* [Work required]
Repeat the listing in full, exactly as it stands.

• • • • • • •

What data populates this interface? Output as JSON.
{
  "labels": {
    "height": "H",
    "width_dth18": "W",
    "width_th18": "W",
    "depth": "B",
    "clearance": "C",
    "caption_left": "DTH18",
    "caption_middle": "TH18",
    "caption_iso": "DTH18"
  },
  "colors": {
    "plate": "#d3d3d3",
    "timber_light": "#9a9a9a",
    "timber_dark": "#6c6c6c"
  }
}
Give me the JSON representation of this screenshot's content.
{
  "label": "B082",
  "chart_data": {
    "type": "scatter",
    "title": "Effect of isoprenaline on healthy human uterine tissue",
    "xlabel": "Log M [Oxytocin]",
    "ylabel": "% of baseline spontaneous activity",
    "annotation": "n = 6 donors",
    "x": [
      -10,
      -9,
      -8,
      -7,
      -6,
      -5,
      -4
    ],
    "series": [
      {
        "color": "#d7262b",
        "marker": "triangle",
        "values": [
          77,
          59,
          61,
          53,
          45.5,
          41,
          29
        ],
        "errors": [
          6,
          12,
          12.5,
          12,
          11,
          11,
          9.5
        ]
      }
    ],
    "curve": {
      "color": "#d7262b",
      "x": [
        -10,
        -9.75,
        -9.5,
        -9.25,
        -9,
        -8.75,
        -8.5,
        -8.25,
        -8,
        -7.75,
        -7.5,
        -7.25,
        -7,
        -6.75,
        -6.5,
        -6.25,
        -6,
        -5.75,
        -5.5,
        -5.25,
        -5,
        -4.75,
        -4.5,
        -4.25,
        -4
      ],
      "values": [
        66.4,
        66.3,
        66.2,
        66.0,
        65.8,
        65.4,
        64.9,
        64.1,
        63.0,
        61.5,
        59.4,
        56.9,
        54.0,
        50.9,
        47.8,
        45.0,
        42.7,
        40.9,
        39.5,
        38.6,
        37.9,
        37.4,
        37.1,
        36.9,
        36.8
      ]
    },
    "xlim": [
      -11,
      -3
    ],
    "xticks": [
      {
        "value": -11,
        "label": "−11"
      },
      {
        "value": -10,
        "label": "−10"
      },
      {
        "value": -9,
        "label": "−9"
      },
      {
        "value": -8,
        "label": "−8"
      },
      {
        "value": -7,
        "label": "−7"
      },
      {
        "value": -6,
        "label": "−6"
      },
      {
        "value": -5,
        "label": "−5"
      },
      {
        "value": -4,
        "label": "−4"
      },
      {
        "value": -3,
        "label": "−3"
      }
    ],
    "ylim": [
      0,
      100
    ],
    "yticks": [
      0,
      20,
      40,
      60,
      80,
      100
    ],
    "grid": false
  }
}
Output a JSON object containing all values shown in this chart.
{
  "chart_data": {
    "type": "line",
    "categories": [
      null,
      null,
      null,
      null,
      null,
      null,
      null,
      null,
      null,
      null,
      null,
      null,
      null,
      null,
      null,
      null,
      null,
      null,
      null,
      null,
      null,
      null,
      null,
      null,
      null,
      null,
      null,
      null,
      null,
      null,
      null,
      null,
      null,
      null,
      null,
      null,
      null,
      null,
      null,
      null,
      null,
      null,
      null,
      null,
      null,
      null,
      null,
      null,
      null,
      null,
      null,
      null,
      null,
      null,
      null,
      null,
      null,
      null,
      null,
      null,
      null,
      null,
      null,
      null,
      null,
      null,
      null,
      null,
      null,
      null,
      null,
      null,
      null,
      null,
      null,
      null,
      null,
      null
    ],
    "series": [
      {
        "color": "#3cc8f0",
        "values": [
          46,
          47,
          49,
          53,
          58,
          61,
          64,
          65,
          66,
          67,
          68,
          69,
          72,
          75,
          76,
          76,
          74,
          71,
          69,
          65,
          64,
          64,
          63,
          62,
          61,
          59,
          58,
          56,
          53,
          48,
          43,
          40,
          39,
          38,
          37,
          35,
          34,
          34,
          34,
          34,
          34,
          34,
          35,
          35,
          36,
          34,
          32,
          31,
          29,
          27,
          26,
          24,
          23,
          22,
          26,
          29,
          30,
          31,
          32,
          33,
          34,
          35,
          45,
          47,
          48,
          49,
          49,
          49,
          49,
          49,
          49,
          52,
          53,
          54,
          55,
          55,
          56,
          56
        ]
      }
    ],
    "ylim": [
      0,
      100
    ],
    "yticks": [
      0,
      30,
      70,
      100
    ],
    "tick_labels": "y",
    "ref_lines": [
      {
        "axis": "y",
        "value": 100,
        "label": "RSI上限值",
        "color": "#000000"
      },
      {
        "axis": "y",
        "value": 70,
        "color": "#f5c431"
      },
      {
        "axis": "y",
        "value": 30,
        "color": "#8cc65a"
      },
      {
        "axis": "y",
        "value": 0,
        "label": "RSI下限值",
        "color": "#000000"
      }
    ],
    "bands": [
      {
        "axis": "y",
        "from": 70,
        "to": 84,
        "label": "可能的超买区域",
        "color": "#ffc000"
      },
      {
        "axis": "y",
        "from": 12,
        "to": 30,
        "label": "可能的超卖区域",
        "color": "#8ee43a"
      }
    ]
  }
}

• • • • • • •

* [Correct response]
What data populates this interface? Output as JSON.
{
  "labels": {
    "height": "H",
    "width_dth18": "W",
    "width_th18": "W",
    "depth": "B",
    "clearance": "C",
    "caption_left": "DTH18",
    "caption_middle": "TH18",
    "caption_iso": "DTH18"
  },
  "colors": {
    "plate": "#d3d3d3",
    "timber_light": "#9a9a9a",
    "timber_dark": "#6c6c6c"
  }
}
Give me the JSON representation of this screenshot's content.
{
  "label": "B082",
  "chart_data": {
    "type": "scatter",
    "title": "Effect of isoprenaline on healthy human uterine tissue",
    "xlabel": "Log M [Oxytocin]",
    "ylabel": "% of baseline spontaneous activity",
    "annotation": "n = 6 donors",
    "x": [
      -10,
      -9,
      -8,
      -7,
      -6,
      -5,
      -4
    ],
    "series": [
      {
        "color": "#d7262b",
        "marker": "triangle",
        "values": [
          77,
          59,
          61,
          53,
          45.5,
          41,
          29
        ],
        "errors": [
          6,
          12,
          12.5,
          12,
          11,
          11,
          9.5
        ]
      }
    ],
    "curve": {
      "color": "#d7262b",
      "x": [
        -10,
        -9.75,
        -9.5,
        -9.25,
        -9,
        -8.75,
        -8.5,
        -8.25,
        -8,
        -7.75,
        -7.5,
        -7.25,
        -7,
        -6.75,
        -6.5,
        -6.25,
        -6,
        -5.75,
        -5.5,
        -5.25,
        -5,
        -4.75,
        -4.5,
        -4.25,
        -4
      ],
      "values": [
        66.4,
        66.3,
        66.2,
        66.0,
        65.8,
        65.4,
        64.9,
        64.1,
        63.0,
        61.5,
        59.4,
        56.9,
        54.0,
        50.9,
        47.8,
        45.0,
        42.7,
        40.9,
        39.5,
        38.6,
        37.9,
        37.4,
        37.1,
        36.9,
        36.8
      ]
    },
    "xlim": [
      -11,
      -3
    ],
    "xticks": [
      {
        "value": -11,
        "label": "−11"
      },
      {
        "value": -10,
        "label": "−10"
      },
      {
        "value": -9,
        "label": "−9"
      },
      {
        "value": -8,
        "label": "−8"
      },
      {
        "value": -7,
        "label": "−7"
      },
      {
        "value": -6,
        "label": "−6"
      },
      {
        "value": -5,
        "label": "−5"
      },
      {
        "value": -4,
        "label": "−4"
      },
      {
        "value": -3,
        "label": "−3"
      }
    ],
    "ylim": [
      0,
      100
    ],
    "yticks": [
      0,
      20,
      40,
      60,
      80,
      100
    ],
    "grid": false
  }
}
Output a JSON object containing all values shown in this chart.
{
  "chart_data": {
    "type": "line",
    "categories": [
      null,
      null,
      null,
      null,
      null,
      null,
      null,
      null,
      null,
      null,
      null,
      null,
      null,
      null,
      null,
      null,
      null,
      null,
      null,
      null,
      null,
      null,
      null,
      null,
      null,
      null,
      null,
      null,
      null,
      null,
      null,
      null,
      null,
      null,
      null,
      null,
      null,
      null,
      null,
      null,
      null,
      null,
      null,
      null,
      null,
      null,
      null,
      null,
      null,
      null,
      null,
      null,
      null,
      null,
      null,
      null,
      null,
      null,
      null,
      null,
      null,
      null,
      null,
      null,
      null,
      null,
      null,
      null,
      null,
      null,
      null,
      null,
      null,
      null,
      null,
      null,
      null,
      null
    ],
    "series": [
      {
        "color": "#3cc8f0",
        "values": [
          46,
          47,
          49,
          53,
          58,
          61,
          64,
          65,
          66,
          67,
          68,
          69,
          72,
          75,
          76,
          76,
          74,
          71,
          69,
          65,
          64,
          64,
          63,
          62,
          61,
          59,
          58,
          56,
          53,
          48,
          43,
          40,
          39,
          38,
          37,
          35,
          34,
          34,
          34,
          34,
          34,
          34,
          35,
          35,
          36,
          34,
          32,
          31,
          29,
          27,
          26,
          24,
          23,
          22,
          26,
          29,
          30,
          31,
          32,
          33,
          34,
          35,
          45,
          47,
          48,
          49,
          49,
          49,
          49,
          49,
          49,
          52,
          53,
          54,
          55,
          55,
          56,
          56
        ]
      }
    ],
    "ylim": [
      0,
      100
    ],
    "yticks": [
      0,
      30,
      70,
      100
    ],
    "tick_labels": "y",
    "ref_lines": [
      {
        "axis": "y",
        "value": 100,
        "label": "RSI上限值",
        "color": "#000000"
      },
      {
        "axis": "y",
        "value": 70,
        "color": "#f5c431"
      },
      {
        "axis": "y",
        "value": 30,
        "color": "#8cc65a"
      },
      {
        "axis": "y",
        "value": 0,
        "label": "RSI下限值",
        "color": "#000000"
      }
    ],
    "bands": [
      {
        "axis": "y",
        "from": 70,
        "to": 84,
        "label": "可能的超买区域",
        "color": "#ffc000"
      },
      {
        "axis": "y",
        "from": 12,
        "to": 30,
        "label": "可能的超卖区域",
        "color": "#8ee43a"
      }
    ]
  }
}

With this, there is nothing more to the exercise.